Provided data -
┄┄┄┄┄┄
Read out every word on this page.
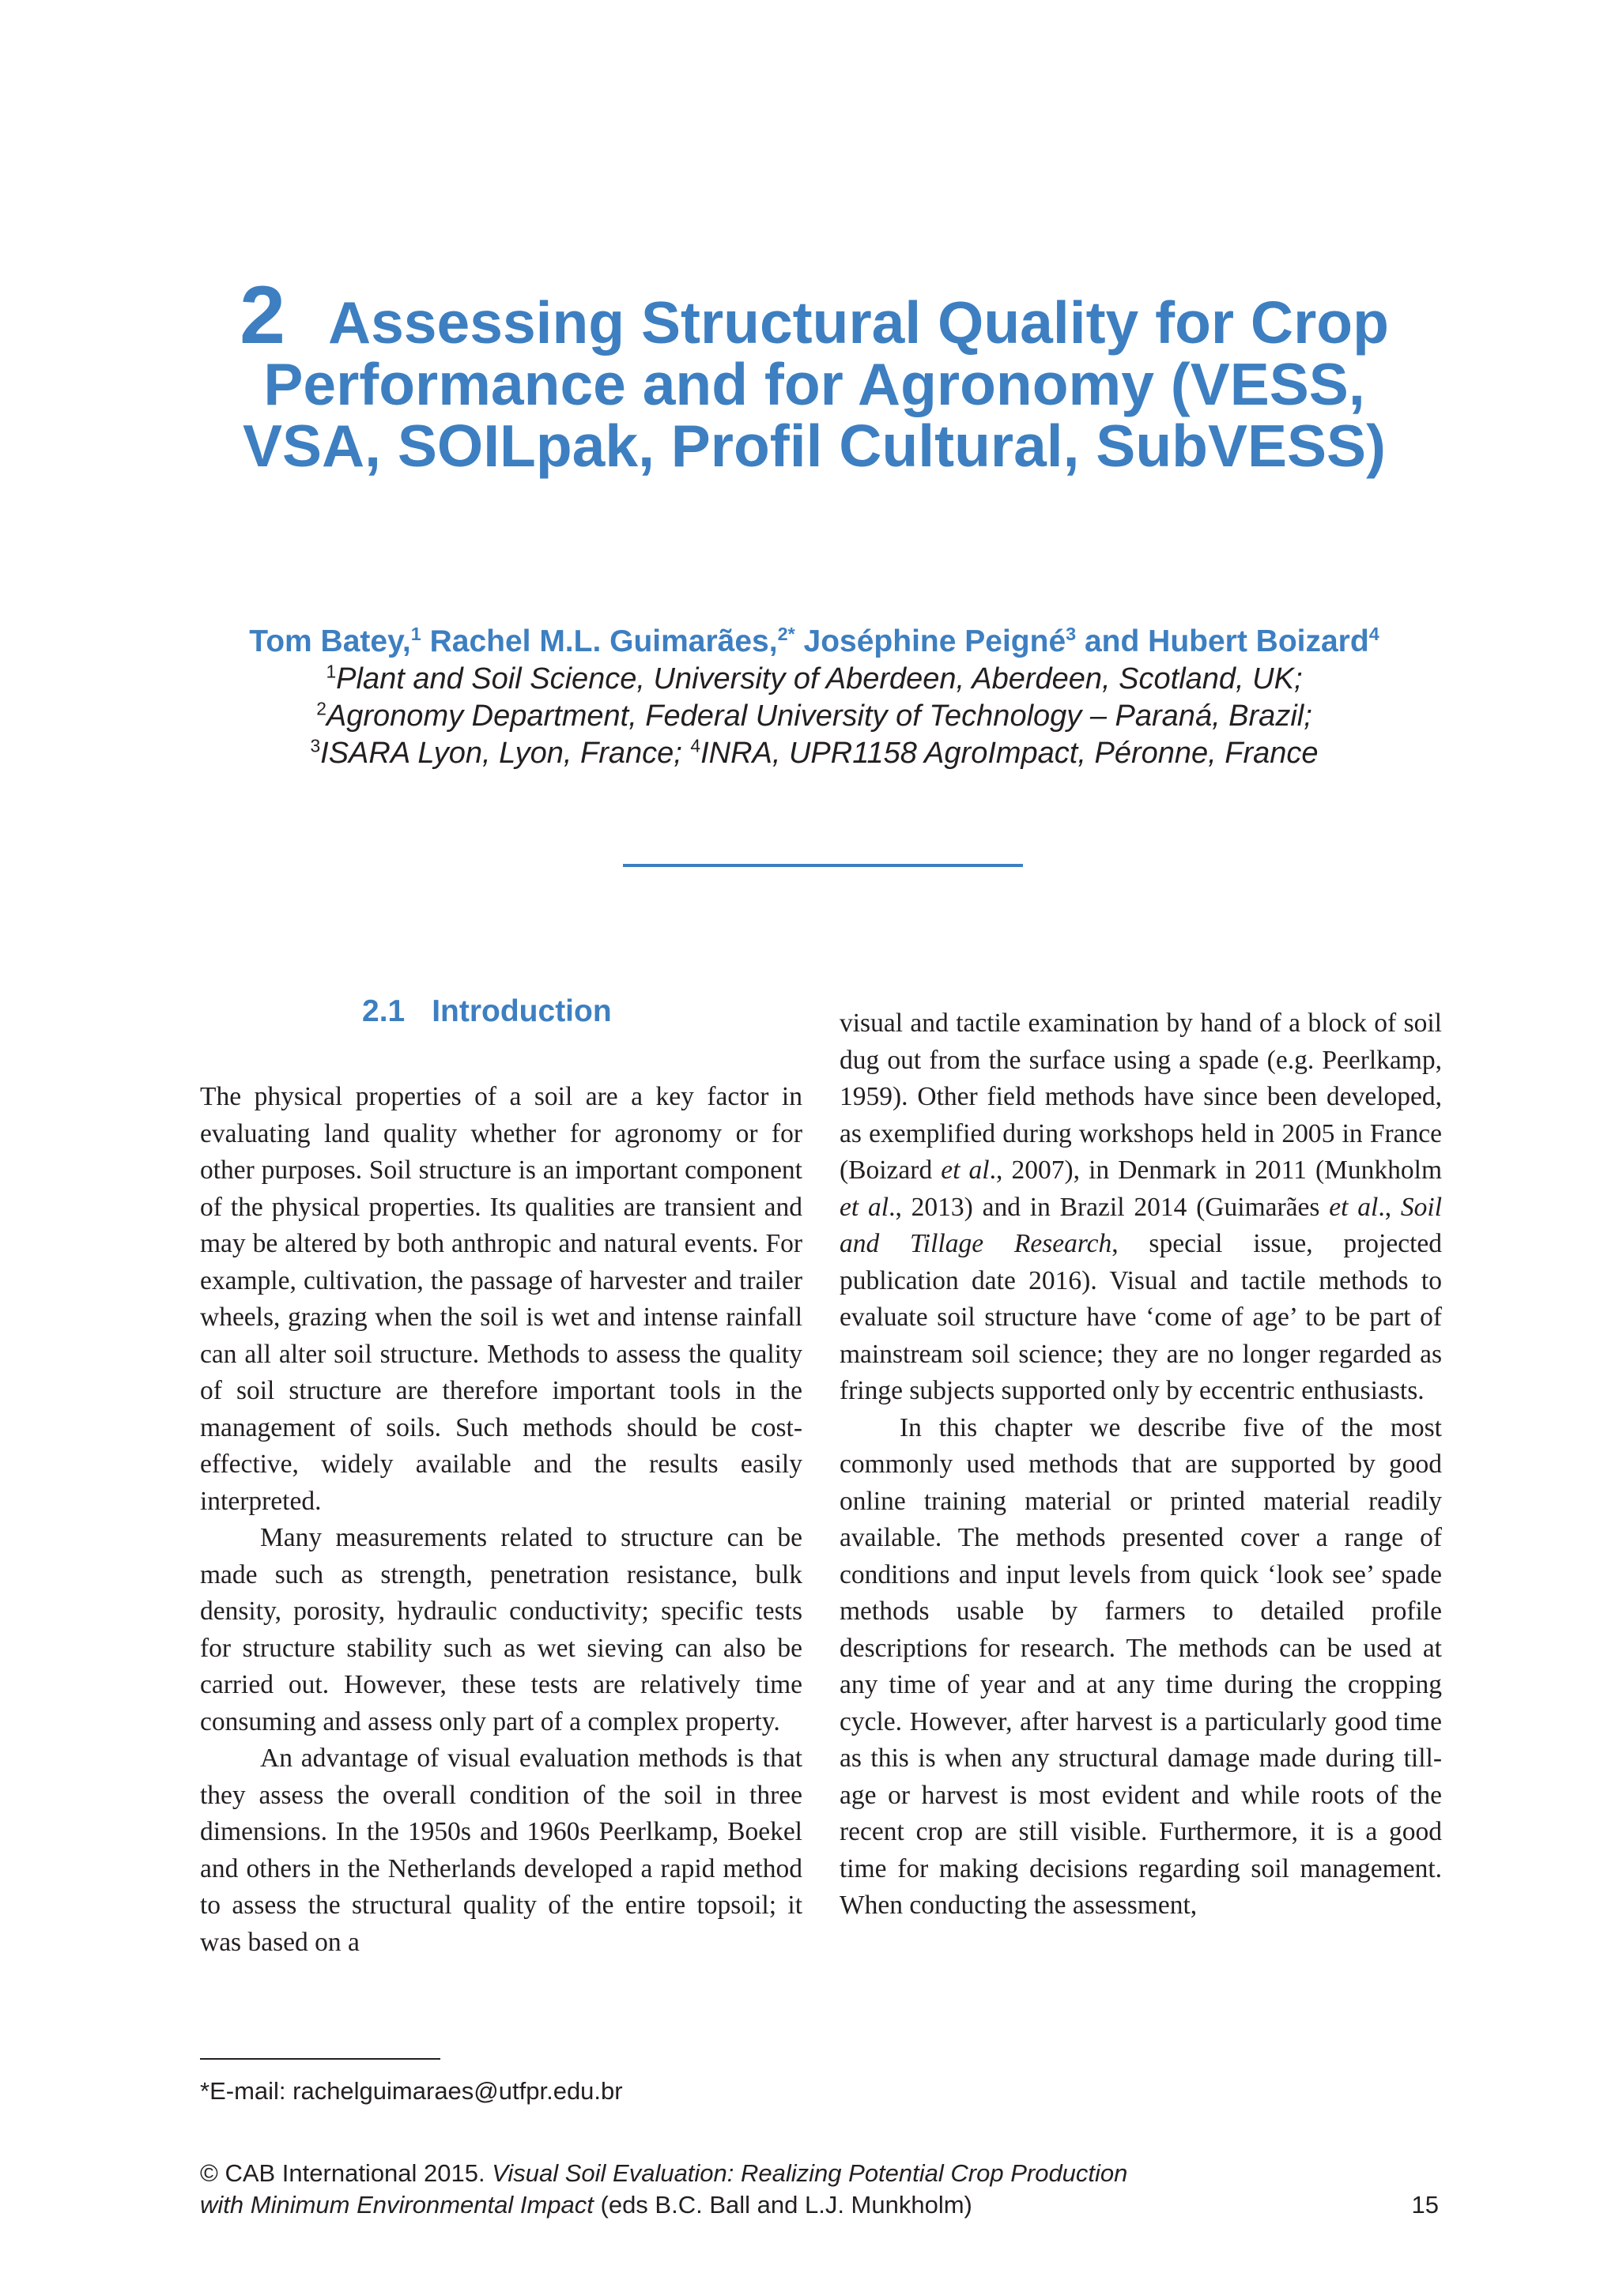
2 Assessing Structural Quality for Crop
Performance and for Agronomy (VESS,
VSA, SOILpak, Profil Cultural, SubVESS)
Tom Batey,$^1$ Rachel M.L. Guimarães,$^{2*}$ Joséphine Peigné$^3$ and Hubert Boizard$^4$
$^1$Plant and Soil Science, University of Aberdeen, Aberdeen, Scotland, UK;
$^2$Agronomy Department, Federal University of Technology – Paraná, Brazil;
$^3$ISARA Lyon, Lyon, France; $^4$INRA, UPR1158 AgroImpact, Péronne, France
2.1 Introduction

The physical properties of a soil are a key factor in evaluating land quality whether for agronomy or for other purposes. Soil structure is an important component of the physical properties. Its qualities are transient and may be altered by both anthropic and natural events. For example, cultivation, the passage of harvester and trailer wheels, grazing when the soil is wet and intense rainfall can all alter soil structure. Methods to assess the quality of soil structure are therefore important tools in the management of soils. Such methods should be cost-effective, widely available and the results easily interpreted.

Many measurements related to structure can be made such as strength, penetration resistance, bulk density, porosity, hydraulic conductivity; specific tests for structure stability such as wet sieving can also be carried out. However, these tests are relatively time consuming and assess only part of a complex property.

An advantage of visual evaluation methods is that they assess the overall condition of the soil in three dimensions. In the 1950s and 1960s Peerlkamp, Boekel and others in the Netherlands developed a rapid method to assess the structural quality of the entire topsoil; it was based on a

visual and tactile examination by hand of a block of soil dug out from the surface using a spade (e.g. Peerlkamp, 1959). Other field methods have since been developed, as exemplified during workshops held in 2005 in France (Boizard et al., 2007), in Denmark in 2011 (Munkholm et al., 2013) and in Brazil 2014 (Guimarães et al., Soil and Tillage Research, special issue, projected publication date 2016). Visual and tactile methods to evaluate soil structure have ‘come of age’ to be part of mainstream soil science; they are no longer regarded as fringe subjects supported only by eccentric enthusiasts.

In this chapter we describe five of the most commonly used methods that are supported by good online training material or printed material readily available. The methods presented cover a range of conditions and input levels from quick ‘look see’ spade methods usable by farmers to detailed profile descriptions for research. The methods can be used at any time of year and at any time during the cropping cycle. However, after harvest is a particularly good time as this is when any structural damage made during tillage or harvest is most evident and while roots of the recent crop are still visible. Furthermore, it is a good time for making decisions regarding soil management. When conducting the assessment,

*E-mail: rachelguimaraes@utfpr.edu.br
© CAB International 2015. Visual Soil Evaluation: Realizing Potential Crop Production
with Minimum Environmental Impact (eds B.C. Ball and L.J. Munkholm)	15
┄┄┄┄┄┄
Task - Gather up, from the records above, each line where the word "University" appears.

Result -
$^1$Plant and Soil Science, University of Aberdeen, Aberdeen, Scotland, UK;
$^2$Agronomy Department, Federal University of Technology – Paraná, Brazil;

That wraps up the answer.